WRITTEN EXERCISE —
Return all of the entries exactly as written.

--

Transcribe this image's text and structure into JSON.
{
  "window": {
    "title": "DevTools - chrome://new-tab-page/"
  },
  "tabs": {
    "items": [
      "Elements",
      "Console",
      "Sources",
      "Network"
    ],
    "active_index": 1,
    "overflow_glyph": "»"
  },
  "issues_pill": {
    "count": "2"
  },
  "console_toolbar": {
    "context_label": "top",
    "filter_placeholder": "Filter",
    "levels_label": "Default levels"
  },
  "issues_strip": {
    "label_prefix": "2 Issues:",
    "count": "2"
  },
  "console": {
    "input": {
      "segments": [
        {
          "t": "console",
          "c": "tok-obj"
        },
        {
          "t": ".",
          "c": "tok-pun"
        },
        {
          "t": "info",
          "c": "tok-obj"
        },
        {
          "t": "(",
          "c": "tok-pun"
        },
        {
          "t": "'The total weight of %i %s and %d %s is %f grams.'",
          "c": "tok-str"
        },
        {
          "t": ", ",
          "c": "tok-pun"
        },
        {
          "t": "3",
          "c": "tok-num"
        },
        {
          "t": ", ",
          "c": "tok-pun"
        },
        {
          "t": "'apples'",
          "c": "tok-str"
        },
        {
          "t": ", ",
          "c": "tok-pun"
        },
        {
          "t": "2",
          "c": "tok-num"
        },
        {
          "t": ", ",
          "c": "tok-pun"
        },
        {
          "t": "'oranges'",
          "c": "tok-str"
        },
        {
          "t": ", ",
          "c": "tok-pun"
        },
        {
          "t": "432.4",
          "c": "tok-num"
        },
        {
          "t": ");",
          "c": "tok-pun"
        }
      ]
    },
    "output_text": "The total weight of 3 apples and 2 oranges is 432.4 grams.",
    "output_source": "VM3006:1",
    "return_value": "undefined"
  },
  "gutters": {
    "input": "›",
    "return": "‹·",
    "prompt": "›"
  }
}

--

COMPLETE RESPONSE —
Transcribe this image's text and structure into JSON.
{
  "window": {
    "title": "DevTools - chrome://new-tab-page/"
  },
  "tabs": {
    "items": [
      "Elements",
      "Console",
      "Sources",
      "Network"
    ],
    "active_index": 1,
    "overflow_glyph": "»"
  },
  "issues_pill": {
    "count": "2"
  },
  "console_toolbar": {
    "context_label": "top",
    "filter_placeholder": "Filter",
    "levels_label": "Default levels"
  },
  "issues_strip": {
    "label_prefix": "2 Issues:",
    "count": "2"
  },
  "console": {
    "input": {
      "segments": [
        {
          "t": "console",
          "c": "tok-obj"
        },
        {
          "t": ".",
          "c": "tok-pun"
        },
        {
          "t": "info",
          "c": "tok-obj"
        },
        {
          "t": "(",
          "c": "tok-pun"
        },
        {
          "t": "'The total weight of %i %s and %d %s is %f grams.'",
          "c": "tok-str"
        },
        {
          "t": ", ",
          "c": "tok-pun"
        },
        {
          "t": "3",
          "c": "tok-num"
        },
        {
          "t": ", ",
          "c": "tok-pun"
        },
        {
          "t": "'apples'",
          "c": "tok-str"
        },
        {
          "t": ", ",
          "c": "tok-pun"
        },
        {
          "t": "2",
          "c": "tok-num"
        },
        {
          "t": ", ",
          "c": "tok-pun"
        },
        {
          "t": "'oranges'",
          "c": "tok-str"
        },
        {
          "t": ", ",
          "c": "tok-pun"
        },
        {
          "t": "432.4",
          "c": "tok-num"
        },
        {
          "t": ");",
          "c": "tok-pun"
        }
      ]
    },
    "output_text": "The total weight of 3 apples and 2 oranges is 432.4 grams.",
    "output_source": "VM3006:1",
    "return_value": "undefined"
  },
  "gutters": {
    "input": "›",
    "return": "‹·",
    "prompt": "›"
  }
}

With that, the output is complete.